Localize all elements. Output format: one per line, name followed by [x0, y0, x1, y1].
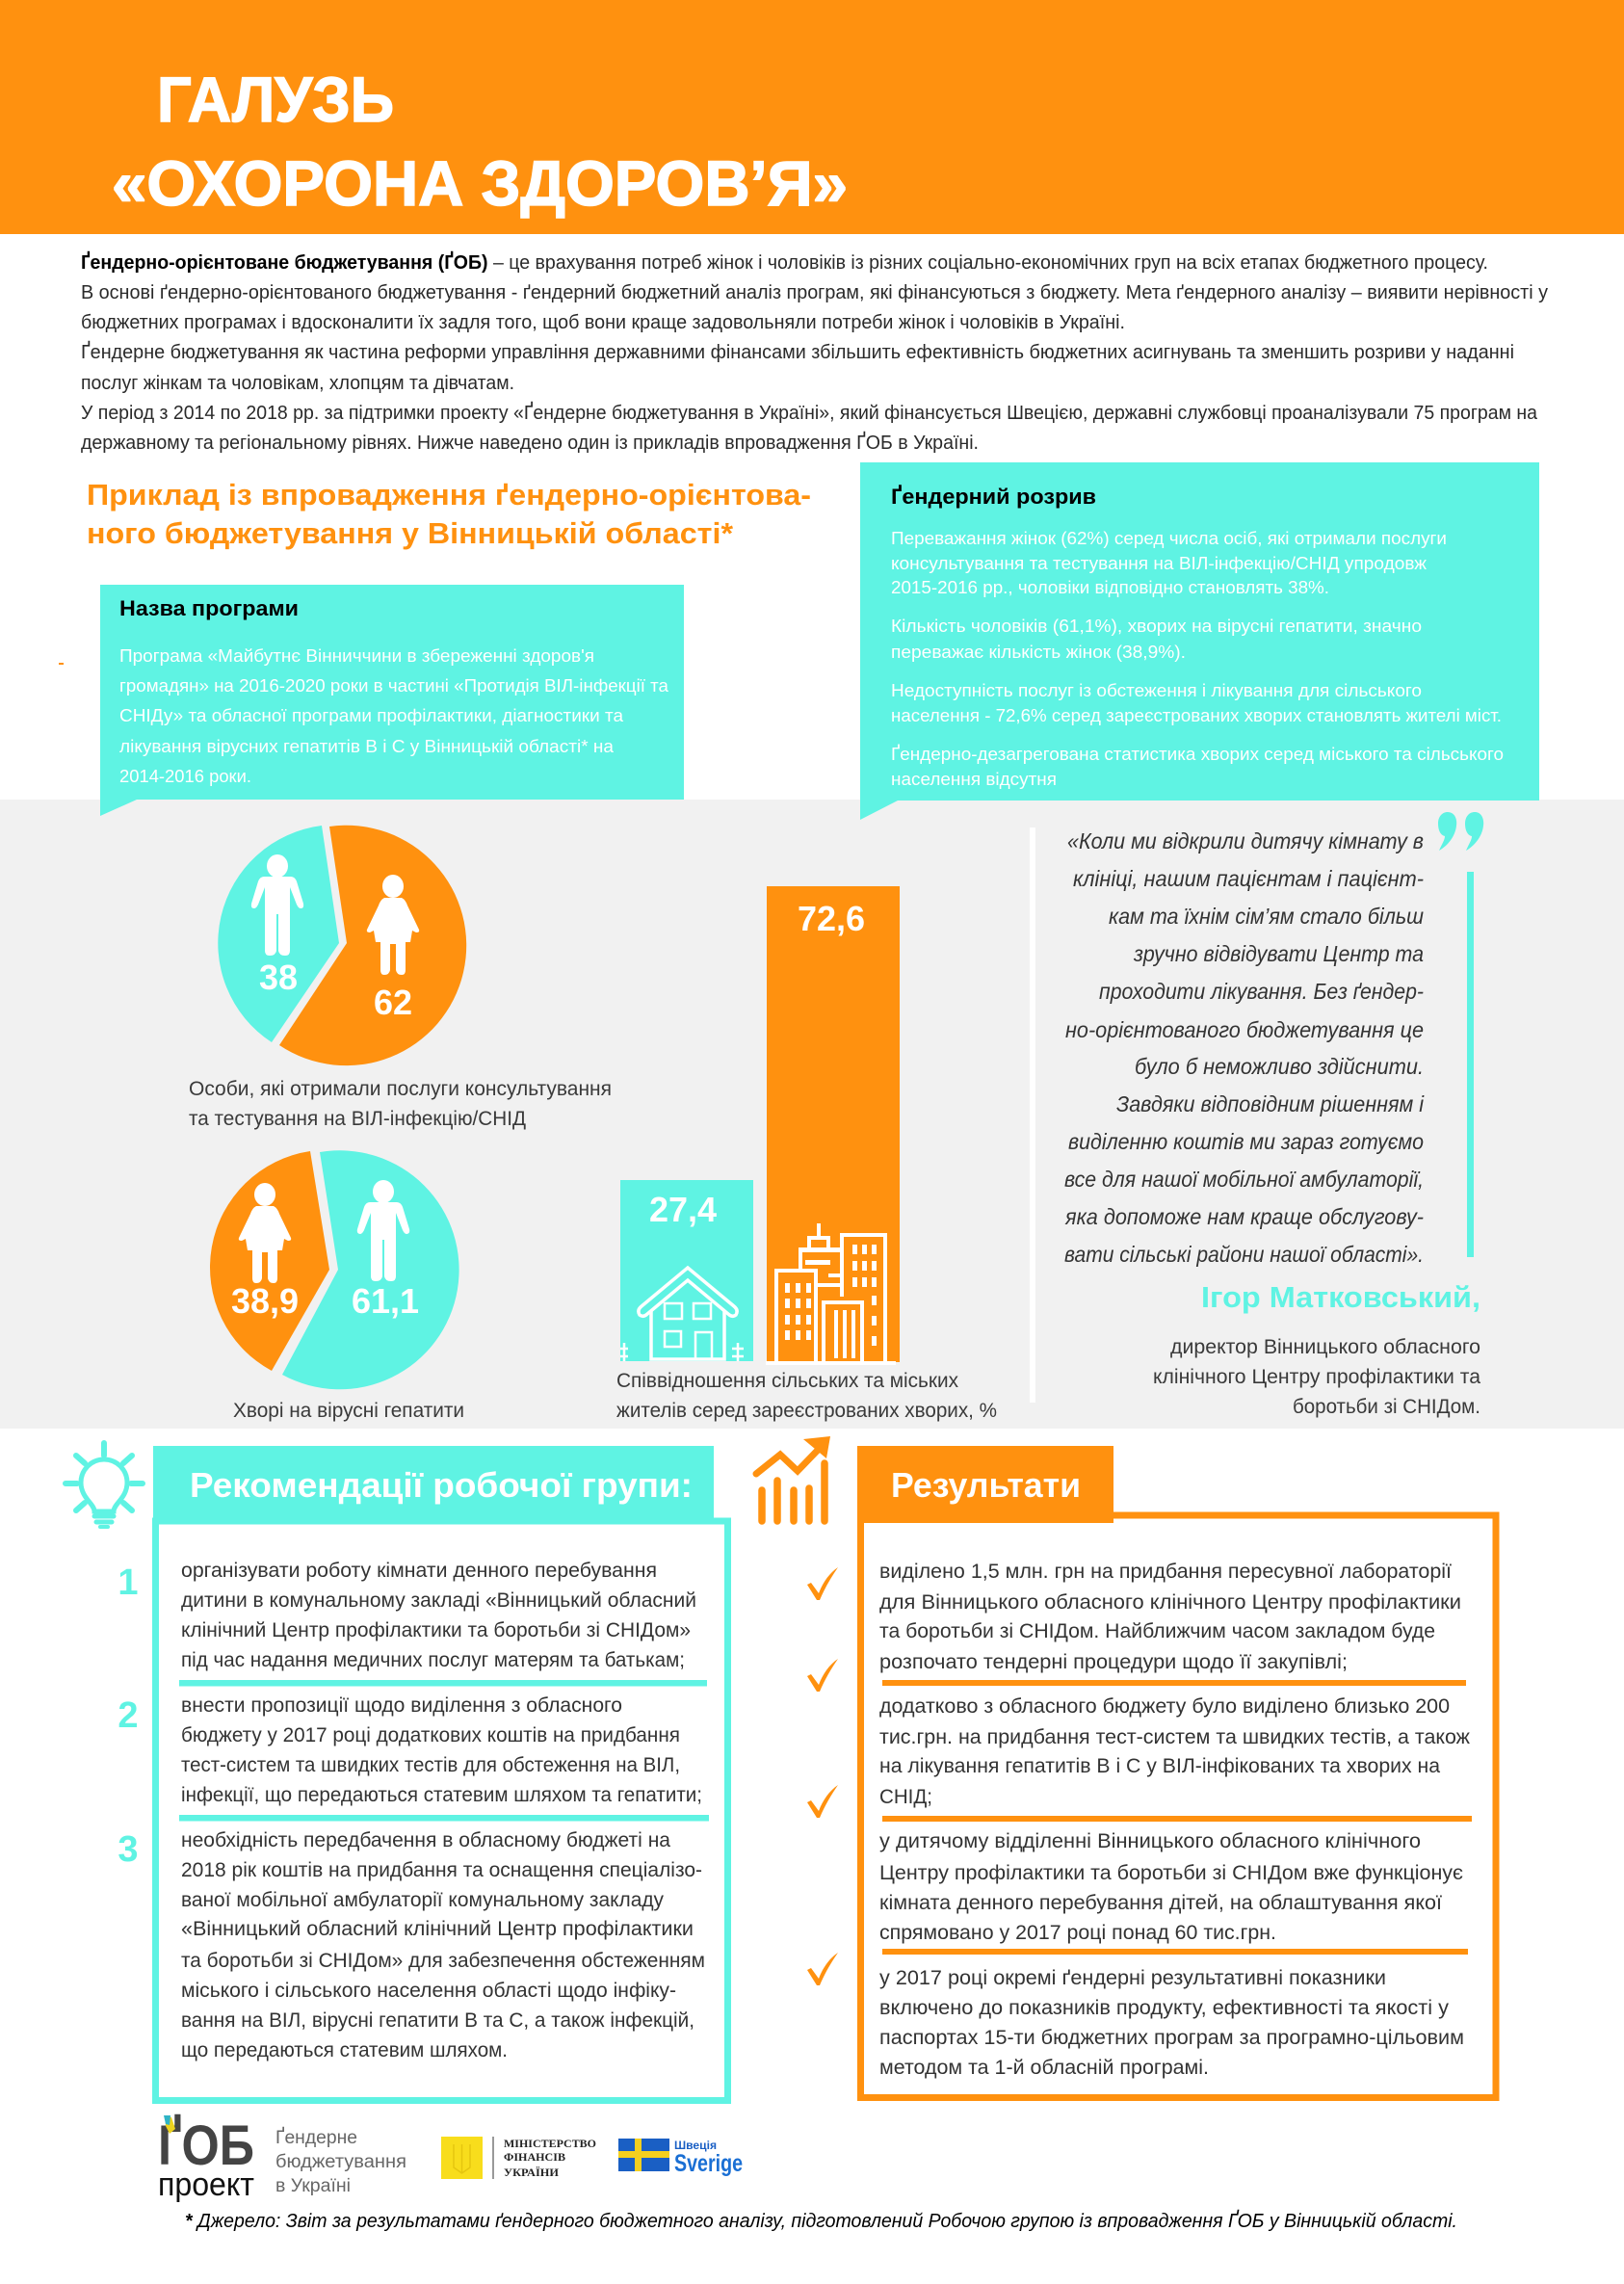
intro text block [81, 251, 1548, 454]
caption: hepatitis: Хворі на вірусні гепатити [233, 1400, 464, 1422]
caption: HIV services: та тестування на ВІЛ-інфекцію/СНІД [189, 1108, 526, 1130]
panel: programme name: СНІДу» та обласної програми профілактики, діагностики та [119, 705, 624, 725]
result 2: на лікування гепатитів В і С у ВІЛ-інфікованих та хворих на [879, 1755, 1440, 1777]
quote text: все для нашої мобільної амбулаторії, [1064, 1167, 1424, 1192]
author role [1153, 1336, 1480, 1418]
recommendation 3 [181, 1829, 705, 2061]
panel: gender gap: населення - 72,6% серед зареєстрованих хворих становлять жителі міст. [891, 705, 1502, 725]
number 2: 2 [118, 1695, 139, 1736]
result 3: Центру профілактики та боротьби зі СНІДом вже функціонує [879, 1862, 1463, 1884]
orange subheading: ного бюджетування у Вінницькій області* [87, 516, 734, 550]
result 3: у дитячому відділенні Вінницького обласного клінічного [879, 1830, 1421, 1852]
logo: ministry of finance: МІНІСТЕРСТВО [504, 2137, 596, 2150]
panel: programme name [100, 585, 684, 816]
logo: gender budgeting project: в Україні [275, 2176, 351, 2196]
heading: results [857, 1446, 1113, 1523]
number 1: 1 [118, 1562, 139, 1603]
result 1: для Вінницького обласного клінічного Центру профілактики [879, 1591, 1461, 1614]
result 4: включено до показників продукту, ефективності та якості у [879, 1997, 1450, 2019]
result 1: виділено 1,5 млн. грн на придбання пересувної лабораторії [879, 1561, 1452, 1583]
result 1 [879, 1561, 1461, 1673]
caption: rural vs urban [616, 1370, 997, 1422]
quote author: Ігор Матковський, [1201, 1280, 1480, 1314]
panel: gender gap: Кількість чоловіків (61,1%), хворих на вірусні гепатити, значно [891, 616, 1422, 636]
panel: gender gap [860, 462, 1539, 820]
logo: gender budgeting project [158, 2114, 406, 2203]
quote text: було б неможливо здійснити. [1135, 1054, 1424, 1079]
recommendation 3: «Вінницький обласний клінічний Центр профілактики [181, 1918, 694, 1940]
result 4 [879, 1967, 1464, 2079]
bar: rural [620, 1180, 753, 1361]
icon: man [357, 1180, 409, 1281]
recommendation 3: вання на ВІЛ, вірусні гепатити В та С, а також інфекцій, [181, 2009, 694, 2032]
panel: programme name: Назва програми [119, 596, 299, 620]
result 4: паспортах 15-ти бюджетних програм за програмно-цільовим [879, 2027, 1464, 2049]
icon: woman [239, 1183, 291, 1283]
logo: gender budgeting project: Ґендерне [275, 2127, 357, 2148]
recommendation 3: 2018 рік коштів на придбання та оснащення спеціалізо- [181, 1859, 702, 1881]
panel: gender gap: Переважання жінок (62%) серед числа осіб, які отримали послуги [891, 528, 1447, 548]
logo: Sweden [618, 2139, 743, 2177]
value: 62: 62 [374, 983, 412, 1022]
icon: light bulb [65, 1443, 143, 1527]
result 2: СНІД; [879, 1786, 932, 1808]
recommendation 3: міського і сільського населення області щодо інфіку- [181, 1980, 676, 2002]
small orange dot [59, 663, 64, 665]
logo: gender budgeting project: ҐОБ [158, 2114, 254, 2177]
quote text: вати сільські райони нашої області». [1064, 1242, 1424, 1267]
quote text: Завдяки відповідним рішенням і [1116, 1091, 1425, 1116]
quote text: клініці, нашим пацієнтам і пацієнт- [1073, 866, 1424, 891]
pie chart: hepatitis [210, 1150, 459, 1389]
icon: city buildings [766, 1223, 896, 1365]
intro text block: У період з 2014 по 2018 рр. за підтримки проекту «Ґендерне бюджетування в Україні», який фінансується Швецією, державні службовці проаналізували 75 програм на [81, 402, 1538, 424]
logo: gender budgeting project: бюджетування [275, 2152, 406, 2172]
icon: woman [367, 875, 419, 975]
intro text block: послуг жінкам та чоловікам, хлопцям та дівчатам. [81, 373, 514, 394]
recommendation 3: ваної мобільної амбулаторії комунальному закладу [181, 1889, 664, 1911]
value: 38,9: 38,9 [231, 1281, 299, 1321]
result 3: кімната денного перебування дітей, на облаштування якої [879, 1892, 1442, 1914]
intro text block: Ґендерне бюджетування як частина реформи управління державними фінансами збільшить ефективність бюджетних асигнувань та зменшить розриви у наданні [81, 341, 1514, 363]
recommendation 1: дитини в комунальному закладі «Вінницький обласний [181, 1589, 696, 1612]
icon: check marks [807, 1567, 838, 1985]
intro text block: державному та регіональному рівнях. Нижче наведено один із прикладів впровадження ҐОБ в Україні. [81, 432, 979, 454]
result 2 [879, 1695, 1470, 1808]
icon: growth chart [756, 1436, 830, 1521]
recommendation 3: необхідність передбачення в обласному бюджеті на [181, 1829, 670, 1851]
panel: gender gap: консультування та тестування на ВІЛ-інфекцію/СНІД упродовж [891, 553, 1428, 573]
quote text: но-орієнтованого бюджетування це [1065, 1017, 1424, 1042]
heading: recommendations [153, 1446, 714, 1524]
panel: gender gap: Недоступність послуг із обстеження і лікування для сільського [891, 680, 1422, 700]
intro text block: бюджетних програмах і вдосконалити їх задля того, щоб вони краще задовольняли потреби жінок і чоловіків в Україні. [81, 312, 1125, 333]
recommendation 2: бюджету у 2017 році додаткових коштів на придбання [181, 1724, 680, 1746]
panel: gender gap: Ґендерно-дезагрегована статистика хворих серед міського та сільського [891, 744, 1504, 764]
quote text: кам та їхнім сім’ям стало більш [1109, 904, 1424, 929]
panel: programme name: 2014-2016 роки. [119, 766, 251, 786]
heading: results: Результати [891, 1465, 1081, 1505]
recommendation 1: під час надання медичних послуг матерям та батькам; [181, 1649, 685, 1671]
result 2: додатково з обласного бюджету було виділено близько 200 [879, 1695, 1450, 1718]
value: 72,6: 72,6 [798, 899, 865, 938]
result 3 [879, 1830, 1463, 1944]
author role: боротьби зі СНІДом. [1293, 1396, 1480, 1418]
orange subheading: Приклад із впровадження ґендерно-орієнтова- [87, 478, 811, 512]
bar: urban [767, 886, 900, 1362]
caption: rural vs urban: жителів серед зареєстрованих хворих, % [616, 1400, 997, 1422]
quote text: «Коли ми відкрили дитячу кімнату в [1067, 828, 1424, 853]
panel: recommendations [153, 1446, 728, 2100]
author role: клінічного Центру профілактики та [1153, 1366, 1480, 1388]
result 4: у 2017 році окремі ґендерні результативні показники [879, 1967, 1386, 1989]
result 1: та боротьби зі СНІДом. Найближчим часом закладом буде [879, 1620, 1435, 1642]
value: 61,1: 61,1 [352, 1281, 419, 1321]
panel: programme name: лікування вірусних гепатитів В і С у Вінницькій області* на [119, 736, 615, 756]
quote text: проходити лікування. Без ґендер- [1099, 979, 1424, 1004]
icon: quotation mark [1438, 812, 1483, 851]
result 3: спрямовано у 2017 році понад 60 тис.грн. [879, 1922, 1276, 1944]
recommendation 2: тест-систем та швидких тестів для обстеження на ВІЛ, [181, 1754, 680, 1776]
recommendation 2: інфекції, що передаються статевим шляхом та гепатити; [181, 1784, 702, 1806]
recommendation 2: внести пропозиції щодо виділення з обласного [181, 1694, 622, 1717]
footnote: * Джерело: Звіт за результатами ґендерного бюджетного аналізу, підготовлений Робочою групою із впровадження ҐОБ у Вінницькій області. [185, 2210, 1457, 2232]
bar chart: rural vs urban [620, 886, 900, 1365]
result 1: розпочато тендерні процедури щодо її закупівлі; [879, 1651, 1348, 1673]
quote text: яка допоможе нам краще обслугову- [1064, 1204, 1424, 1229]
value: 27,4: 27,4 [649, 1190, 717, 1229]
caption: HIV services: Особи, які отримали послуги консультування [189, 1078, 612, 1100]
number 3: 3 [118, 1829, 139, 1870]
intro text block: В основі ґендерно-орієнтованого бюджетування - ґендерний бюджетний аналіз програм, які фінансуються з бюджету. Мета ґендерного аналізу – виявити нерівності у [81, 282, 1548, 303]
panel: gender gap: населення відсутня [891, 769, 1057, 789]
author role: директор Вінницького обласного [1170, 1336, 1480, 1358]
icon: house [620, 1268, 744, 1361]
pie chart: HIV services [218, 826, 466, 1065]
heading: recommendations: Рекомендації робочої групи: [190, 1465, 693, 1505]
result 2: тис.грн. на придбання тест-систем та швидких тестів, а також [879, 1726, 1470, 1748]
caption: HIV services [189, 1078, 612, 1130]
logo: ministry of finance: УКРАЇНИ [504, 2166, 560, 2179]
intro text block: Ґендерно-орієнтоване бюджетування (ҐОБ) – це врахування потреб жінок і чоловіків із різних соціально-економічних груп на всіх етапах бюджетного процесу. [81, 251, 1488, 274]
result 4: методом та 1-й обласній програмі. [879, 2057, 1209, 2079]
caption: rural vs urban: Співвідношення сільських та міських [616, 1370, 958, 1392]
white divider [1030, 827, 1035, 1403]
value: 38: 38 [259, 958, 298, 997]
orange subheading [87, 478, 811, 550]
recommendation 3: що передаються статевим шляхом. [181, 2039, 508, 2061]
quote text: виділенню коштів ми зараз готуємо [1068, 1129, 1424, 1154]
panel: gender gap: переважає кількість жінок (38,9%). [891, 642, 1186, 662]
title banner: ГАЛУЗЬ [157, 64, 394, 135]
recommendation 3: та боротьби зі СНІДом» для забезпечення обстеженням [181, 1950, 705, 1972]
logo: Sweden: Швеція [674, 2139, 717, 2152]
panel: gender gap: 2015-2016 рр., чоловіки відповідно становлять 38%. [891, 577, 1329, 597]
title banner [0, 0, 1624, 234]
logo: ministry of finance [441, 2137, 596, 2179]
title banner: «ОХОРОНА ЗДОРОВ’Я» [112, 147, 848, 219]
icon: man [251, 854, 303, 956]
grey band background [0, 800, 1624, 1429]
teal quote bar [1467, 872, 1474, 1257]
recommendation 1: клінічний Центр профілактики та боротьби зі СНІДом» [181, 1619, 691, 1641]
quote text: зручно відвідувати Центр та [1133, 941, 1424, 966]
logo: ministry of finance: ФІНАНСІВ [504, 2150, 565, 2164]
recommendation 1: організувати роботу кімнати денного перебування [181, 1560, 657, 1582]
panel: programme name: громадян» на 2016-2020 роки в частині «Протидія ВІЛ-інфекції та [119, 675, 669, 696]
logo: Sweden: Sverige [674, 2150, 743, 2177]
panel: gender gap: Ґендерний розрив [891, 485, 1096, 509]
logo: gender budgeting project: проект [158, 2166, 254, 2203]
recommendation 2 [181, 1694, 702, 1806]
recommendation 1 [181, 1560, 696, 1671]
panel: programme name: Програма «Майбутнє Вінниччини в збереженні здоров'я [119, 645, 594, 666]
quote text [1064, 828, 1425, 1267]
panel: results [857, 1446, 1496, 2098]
==
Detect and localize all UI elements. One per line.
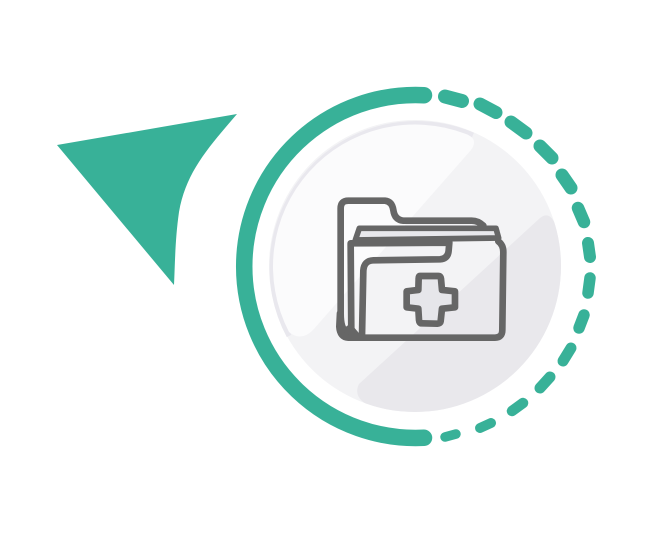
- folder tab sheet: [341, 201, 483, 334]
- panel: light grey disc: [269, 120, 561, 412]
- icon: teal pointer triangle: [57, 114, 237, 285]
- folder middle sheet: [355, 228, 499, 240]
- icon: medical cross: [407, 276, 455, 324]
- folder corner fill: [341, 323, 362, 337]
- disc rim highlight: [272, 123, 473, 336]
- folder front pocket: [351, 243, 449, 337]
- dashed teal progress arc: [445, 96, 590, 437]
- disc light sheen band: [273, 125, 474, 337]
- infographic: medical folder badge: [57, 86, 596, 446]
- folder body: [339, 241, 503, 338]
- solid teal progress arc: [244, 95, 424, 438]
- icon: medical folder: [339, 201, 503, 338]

[WHAT THE EXERCISE ASKS]
How many lines of the data above contain the string "project"? Reply with the number alone.

[IN RESPONSE]
6